INFORMATION SHOWN:
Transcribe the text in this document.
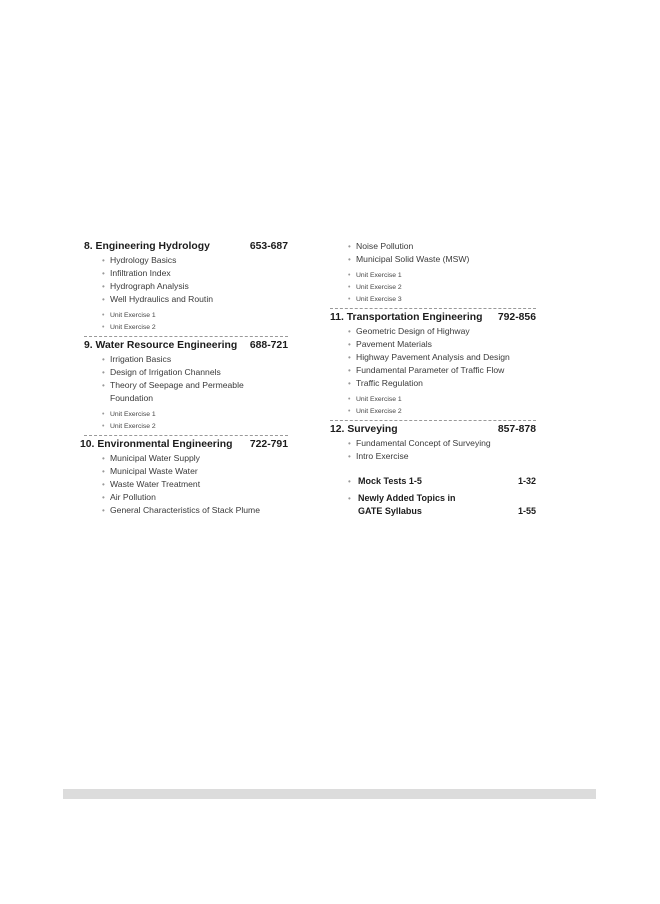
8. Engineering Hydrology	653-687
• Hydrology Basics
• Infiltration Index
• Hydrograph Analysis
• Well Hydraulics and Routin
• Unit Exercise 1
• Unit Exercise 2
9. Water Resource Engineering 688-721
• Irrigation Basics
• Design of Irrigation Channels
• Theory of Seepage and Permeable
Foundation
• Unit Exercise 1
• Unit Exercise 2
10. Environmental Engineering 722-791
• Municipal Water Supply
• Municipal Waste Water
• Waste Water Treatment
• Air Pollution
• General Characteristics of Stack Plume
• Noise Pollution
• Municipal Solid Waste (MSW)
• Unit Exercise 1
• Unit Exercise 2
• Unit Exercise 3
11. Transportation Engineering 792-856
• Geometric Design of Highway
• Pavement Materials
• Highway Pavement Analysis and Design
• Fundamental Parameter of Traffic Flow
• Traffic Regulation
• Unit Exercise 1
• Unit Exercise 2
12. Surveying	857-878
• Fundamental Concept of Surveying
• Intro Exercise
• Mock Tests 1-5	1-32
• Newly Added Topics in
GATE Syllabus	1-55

EXERCISE:
Copy out each line word for word, please, skipping the images.

WORKED ANSWER:
Transcribe the text in this document.
8. Engineering Hydrology	653-687
• Hydrology Basics
• Infiltration Index
• Hydrograph Analysis
• Well Hydraulics and Routin
• Unit Exercise 1
• Unit Exercise 2
9. Water Resource Engineering 688-721
• Irrigation Basics
• Design of Irrigation Channels
• Theory of Seepage and Permeable
Foundation
• Unit Exercise 1
• Unit Exercise 2
10. Environmental Engineering 722-791
• Municipal Water Supply
• Municipal Waste Water
• Waste Water Treatment
• Air Pollution
• General Characteristics of Stack Plume
• Noise Pollution
• Municipal Solid Waste (MSW)
• Unit Exercise 1
• Unit Exercise 2
• Unit Exercise 3
11. Transportation Engineering 792-856
• Geometric Design of Highway
• Pavement Materials
• Highway Pavement Analysis and Design
• Fundamental Parameter of Traffic Flow
• Traffic Regulation
• Unit Exercise 1
• Unit Exercise 2
12. Surveying	857-878
• Fundamental Concept of Surveying
• Intro Exercise
• Mock Tests 1-5	1-32
• Newly Added Topics in
GATE Syllabus	1-55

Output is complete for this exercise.